Directive> Print all the entries verbatim.
— begin —
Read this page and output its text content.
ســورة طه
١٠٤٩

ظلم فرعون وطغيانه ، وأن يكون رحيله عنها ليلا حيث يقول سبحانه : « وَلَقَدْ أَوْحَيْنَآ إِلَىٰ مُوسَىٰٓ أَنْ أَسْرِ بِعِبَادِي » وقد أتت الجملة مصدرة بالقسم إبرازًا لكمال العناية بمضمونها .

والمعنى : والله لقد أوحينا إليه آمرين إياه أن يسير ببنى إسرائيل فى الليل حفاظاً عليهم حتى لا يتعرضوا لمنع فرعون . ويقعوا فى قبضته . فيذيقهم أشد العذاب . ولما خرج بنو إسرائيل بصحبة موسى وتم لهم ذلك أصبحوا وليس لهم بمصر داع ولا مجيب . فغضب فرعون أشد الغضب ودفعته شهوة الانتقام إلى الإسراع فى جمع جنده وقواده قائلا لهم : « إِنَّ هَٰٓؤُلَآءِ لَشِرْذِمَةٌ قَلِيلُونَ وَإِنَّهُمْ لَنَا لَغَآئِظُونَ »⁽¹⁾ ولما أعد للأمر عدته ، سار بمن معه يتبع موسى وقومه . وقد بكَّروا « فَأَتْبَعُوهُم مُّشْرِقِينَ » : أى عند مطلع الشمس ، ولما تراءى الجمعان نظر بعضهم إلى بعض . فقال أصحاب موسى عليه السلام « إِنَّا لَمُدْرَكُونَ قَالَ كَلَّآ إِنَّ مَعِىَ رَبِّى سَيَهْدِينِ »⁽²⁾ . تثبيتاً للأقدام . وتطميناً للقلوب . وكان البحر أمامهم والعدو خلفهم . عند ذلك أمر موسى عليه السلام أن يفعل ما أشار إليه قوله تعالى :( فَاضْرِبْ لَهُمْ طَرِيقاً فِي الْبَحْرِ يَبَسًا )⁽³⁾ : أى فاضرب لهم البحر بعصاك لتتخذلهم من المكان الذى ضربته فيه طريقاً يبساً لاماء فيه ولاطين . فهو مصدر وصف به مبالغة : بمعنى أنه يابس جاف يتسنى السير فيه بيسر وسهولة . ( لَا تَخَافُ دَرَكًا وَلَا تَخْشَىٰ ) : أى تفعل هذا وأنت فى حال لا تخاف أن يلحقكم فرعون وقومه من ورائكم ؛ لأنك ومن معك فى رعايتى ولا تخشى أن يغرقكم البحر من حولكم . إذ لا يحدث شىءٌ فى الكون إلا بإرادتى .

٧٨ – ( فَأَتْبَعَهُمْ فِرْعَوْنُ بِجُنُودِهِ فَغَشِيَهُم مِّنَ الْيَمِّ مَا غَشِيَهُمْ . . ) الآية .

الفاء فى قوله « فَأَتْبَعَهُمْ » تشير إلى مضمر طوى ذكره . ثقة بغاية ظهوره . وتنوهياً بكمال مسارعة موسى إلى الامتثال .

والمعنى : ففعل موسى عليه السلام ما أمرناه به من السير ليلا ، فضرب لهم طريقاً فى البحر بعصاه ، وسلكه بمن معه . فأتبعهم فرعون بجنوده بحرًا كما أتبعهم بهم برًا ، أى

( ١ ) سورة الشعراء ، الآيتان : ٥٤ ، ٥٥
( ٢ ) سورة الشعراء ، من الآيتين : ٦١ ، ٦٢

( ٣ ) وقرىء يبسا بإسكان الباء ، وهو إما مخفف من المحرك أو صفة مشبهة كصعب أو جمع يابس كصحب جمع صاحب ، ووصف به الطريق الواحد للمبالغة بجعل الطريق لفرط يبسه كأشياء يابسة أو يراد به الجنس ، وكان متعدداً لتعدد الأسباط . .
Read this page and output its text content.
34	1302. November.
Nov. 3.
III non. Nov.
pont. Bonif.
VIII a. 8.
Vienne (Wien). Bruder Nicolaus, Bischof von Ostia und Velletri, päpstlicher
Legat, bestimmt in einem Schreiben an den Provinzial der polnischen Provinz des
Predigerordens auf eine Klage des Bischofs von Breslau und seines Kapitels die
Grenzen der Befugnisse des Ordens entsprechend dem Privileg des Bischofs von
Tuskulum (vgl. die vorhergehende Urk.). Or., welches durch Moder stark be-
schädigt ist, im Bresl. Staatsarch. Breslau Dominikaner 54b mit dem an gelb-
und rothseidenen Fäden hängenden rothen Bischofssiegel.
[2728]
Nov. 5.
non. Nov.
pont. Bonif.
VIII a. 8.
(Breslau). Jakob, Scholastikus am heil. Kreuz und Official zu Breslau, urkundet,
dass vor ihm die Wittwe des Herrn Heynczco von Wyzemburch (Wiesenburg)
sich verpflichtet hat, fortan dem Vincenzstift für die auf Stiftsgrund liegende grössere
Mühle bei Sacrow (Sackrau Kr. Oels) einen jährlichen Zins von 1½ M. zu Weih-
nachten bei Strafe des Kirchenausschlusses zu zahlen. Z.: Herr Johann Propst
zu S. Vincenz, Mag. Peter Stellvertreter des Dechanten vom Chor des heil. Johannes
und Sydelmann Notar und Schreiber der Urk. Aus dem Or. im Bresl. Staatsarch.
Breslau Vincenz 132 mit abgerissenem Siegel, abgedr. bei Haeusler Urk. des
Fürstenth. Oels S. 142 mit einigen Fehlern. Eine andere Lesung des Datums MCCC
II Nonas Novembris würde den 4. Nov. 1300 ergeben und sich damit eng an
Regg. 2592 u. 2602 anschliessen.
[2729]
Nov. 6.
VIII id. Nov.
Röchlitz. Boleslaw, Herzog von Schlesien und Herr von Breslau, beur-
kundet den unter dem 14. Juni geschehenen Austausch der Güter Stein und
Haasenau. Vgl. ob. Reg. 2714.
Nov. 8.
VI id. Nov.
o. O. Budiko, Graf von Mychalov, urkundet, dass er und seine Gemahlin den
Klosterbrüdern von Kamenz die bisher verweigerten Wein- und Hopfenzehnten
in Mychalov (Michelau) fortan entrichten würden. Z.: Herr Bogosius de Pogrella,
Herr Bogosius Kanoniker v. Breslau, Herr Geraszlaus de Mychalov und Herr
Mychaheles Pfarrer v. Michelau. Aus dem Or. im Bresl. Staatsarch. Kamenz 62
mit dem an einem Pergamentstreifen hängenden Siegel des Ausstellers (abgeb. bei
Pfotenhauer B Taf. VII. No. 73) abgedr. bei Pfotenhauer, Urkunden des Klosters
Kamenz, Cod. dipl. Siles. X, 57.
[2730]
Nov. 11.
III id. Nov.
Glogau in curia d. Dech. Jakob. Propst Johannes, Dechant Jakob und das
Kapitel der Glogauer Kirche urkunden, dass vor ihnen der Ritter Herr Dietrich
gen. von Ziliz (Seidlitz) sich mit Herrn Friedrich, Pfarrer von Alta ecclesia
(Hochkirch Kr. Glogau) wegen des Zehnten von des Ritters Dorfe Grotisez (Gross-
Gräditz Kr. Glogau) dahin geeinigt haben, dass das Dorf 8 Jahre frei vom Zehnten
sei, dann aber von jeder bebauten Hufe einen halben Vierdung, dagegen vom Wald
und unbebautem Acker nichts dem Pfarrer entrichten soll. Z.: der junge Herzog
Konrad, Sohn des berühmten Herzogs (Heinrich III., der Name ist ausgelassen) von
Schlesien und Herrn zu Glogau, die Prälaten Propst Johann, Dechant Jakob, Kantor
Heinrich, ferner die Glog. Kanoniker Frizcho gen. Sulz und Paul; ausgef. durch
— end —
Solution to this exercise>
Read this page and output its text content.
ســورة طه
١٠٤٩

ظلم فرعون وطغيانه ، وأن يكون رحيله عنها ليلا حيث يقول سبحانه : « وَلَقَدْ أَوْحَيْنَآ إِلَىٰ مُوسَىٰٓ أَنْ أَسْرِ بِعِبَادِي » وقد أتت الجملة مصدرة بالقسم إبرازًا لكمال العناية بمضمونها .

والمعنى : والله لقد أوحينا إليه آمرين إياه أن يسير ببنى إسرائيل فى الليل حفاظاً عليهم حتى لا يتعرضوا لمنع فرعون . ويقعوا فى قبضته . فيذيقهم أشد العذاب . ولما خرج بنو إسرائيل بصحبة موسى وتم لهم ذلك أصبحوا وليس لهم بمصر داع ولا مجيب . فغضب فرعون أشد الغضب ودفعته شهوة الانتقام إلى الإسراع فى جمع جنده وقواده قائلا لهم : « إِنَّ هَٰٓؤُلَآءِ لَشِرْذِمَةٌ قَلِيلُونَ وَإِنَّهُمْ لَنَا لَغَآئِظُونَ »⁽¹⁾ ولما أعد للأمر عدته ، سار بمن معه يتبع موسى وقومه . وقد بكَّروا « فَأَتْبَعُوهُم مُّشْرِقِينَ » : أى عند مطلع الشمس ، ولما تراءى الجمعان نظر بعضهم إلى بعض . فقال أصحاب موسى عليه السلام « إِنَّا لَمُدْرَكُونَ قَالَ كَلَّآ إِنَّ مَعِىَ رَبِّى سَيَهْدِينِ »⁽²⁾ . تثبيتاً للأقدام . وتطميناً للقلوب . وكان البحر أمامهم والعدو خلفهم . عند ذلك أمر موسى عليه السلام أن يفعل ما أشار إليه قوله تعالى :( فَاضْرِبْ لَهُمْ طَرِيقاً فِي الْبَحْرِ يَبَسًا )⁽³⁾ : أى فاضرب لهم البحر بعصاك لتتخذلهم من المكان الذى ضربته فيه طريقاً يبساً لاماء فيه ولاطين . فهو مصدر وصف به مبالغة : بمعنى أنه يابس جاف يتسنى السير فيه بيسر وسهولة . ( لَا تَخَافُ دَرَكًا وَلَا تَخْشَىٰ ) : أى تفعل هذا وأنت فى حال لا تخاف أن يلحقكم فرعون وقومه من ورائكم ؛ لأنك ومن معك فى رعايتى ولا تخشى أن يغرقكم البحر من حولكم . إذ لا يحدث شىءٌ فى الكون إلا بإرادتى .

٧٨ – ( فَأَتْبَعَهُمْ فِرْعَوْنُ بِجُنُودِهِ فَغَشِيَهُم مِّنَ الْيَمِّ مَا غَشِيَهُمْ . . ) الآية .

الفاء فى قوله « فَأَتْبَعَهُمْ » تشير إلى مضمر طوى ذكره . ثقة بغاية ظهوره . وتنوهياً بكمال مسارعة موسى إلى الامتثال .

والمعنى : ففعل موسى عليه السلام ما أمرناه به من السير ليلا ، فضرب لهم طريقاً فى البحر بعصاه ، وسلكه بمن معه . فأتبعهم فرعون بجنوده بحرًا كما أتبعهم بهم برًا ، أى

( ١ ) سورة الشعراء ، الآيتان : ٥٤ ، ٥٥
( ٢ ) سورة الشعراء ، من الآيتين : ٦١ ، ٦٢

( ٣ ) وقرىء يبسا بإسكان الباء ، وهو إما مخفف من المحرك أو صفة مشبهة كصعب أو جمع يابس كصحب جمع صاحب ، ووصف به الطريق الواحد للمبالغة بجعل الطريق لفرط يبسه كأشياء يابسة أو يراد به الجنس ، وكان متعدداً لتعدد الأسباط . .
Read this page and output its text content.
34	1302. November.
Nov. 3.
III non. Nov.
pont. Bonif.
VIII a. 8.
Vienne (Wien). Bruder Nicolaus, Bischof von Ostia und Velletri, päpstlicher
Legat, bestimmt in einem Schreiben an den Provinzial der polnischen Provinz des
Predigerordens auf eine Klage des Bischofs von Breslau und seines Kapitels die
Grenzen der Befugnisse des Ordens entsprechend dem Privileg des Bischofs von
Tuskulum (vgl. die vorhergehende Urk.). Or., welches durch Moder stark be-
schädigt ist, im Bresl. Staatsarch. Breslau Dominikaner 54b mit dem an gelb-
und rothseidenen Fäden hängenden rothen Bischofssiegel.
[2728]
Nov. 5.
non. Nov.
pont. Bonif.
VIII a. 8.
(Breslau). Jakob, Scholastikus am heil. Kreuz und Official zu Breslau, urkundet,
dass vor ihm die Wittwe des Herrn Heynczco von Wyzemburch (Wiesenburg)
sich verpflichtet hat, fortan dem Vincenzstift für die auf Stiftsgrund liegende grössere
Mühle bei Sacrow (Sackrau Kr. Oels) einen jährlichen Zins von 1½ M. zu Weih-
nachten bei Strafe des Kirchenausschlusses zu zahlen. Z.: Herr Johann Propst
zu S. Vincenz, Mag. Peter Stellvertreter des Dechanten vom Chor des heil. Johannes
und Sydelmann Notar und Schreiber der Urk. Aus dem Or. im Bresl. Staatsarch.
Breslau Vincenz 132 mit abgerissenem Siegel, abgedr. bei Haeusler Urk. des
Fürstenth. Oels S. 142 mit einigen Fehlern. Eine andere Lesung des Datums MCCC
II Nonas Novembris würde den 4. Nov. 1300 ergeben und sich damit eng an
Regg. 2592 u. 2602 anschliessen.
[2729]
Nov. 6.
VIII id. Nov.
Röchlitz. Boleslaw, Herzog von Schlesien und Herr von Breslau, beur-
kundet den unter dem 14. Juni geschehenen Austausch der Güter Stein und
Haasenau. Vgl. ob. Reg. 2714.
Nov. 8.
VI id. Nov.
o. O. Budiko, Graf von Mychalov, urkundet, dass er und seine Gemahlin den
Klosterbrüdern von Kamenz die bisher verweigerten Wein- und Hopfenzehnten
in Mychalov (Michelau) fortan entrichten würden. Z.: Herr Bogosius de Pogrella,
Herr Bogosius Kanoniker v. Breslau, Herr Geraszlaus de Mychalov und Herr
Mychaheles Pfarrer v. Michelau. Aus dem Or. im Bresl. Staatsarch. Kamenz 62
mit dem an einem Pergamentstreifen hängenden Siegel des Ausstellers (abgeb. bei
Pfotenhauer B Taf. VII. No. 73) abgedr. bei Pfotenhauer, Urkunden des Klosters
Kamenz, Cod. dipl. Siles. X, 57.
[2730]
Nov. 11.
III id. Nov.
Glogau in curia d. Dech. Jakob. Propst Johannes, Dechant Jakob und das
Kapitel der Glogauer Kirche urkunden, dass vor ihnen der Ritter Herr Dietrich
gen. von Ziliz (Seidlitz) sich mit Herrn Friedrich, Pfarrer von Alta ecclesia
(Hochkirch Kr. Glogau) wegen des Zehnten von des Ritters Dorfe Grotisez (Gross-
Gräditz Kr. Glogau) dahin geeinigt haben, dass das Dorf 8 Jahre frei vom Zehnten
sei, dann aber von jeder bebauten Hufe einen halben Vierdung, dagegen vom Wald
und unbebautem Acker nichts dem Pfarrer entrichten soll. Z.: der junge Herzog
Konrad, Sohn des berühmten Herzogs (Heinrich III., der Name ist ausgelassen) von
Schlesien und Herrn zu Glogau, die Prälaten Propst Johann, Dechant Jakob, Kantor
Heinrich, ferner die Glog. Kanoniker Frizcho gen. Sulz und Paul; ausgef. durch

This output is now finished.